Quoted text
***

Posted by on June 24, 2010

Dunbar’s number is a theoretical cognitive limit to the number of people with whom one can maintain stable social relationships. These are relationships in which an individual knows who each person is, and how each person relates to every other person.  Proponents assert that numbers larger than this generally require more restrictive rules, laws, and enforced norms to maintain a stable, cohesive group. No precise value has been proposed for Dunbar’s number, but a commonly cited approximation is 150.

Granovetter’s research  showed that weak ties are unbelievably valuable – in some cases, more so than strong ties – when it comes to disseminating (or gathering) information. 

Using social media like Facebook and Twitter allows me to maintain weak ties well in excess of Dunbar’s number, with out having any adverse impact on my in-person social network (which is well under Dunbar’s number 😉 )  In practice there are many friends that I have (or would have) lost touch with that I now stay in contact with due to Facebook.

***

Information shown
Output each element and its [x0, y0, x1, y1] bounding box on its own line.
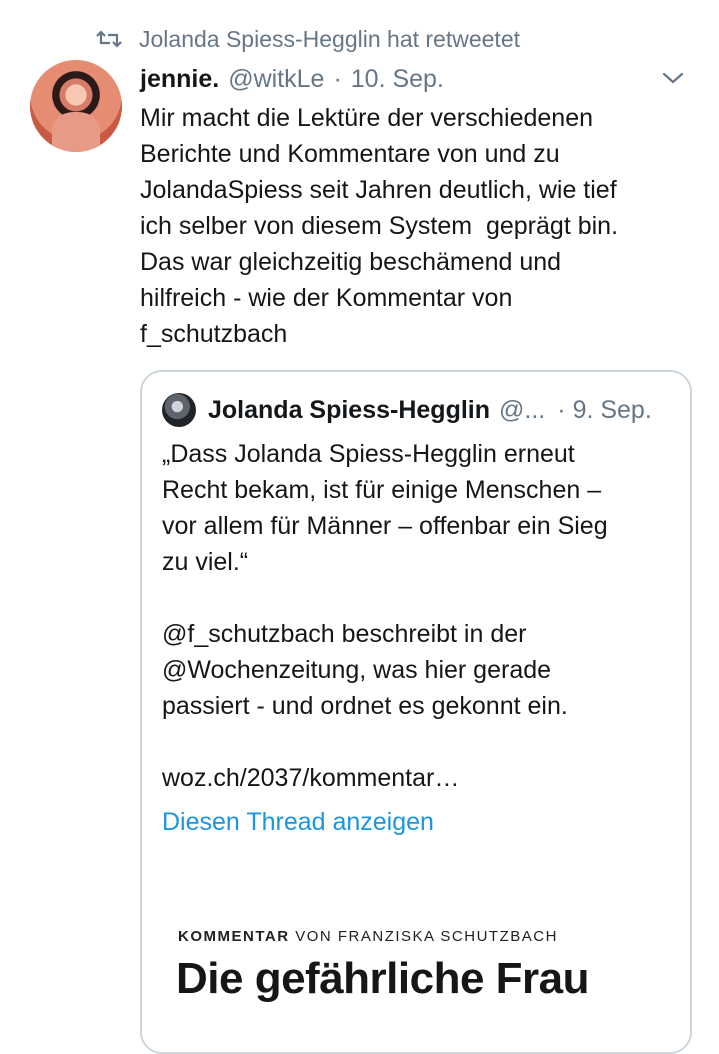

***

Aim
Pick up the blog post about Dunbar's number and weak ties right after its last sentence and keep writing it.

Result of the task
There has been much recent debate about the value and inherent pitfalls of social media.  Social media in itself is not problematic, it is our natural tendencies that are magnified by social media that cause the concern.  In other words, if you are an introvert and already struggle with maintaining personal relationships, misusing social media as a means to retreat from uncomfortable personal interactions is unhealthy.  Likewise, if you are an extravert and you devote excessive time in socializing on said media to the detriment of personal productivity, this is not healthy either.  As with most things in life, its excess and our own lack of self control which pose a problem.  Used in moderation, social media can greatly enhance the number of healthy relationships that would otherwise be impossible.  This is why it’s worth my time.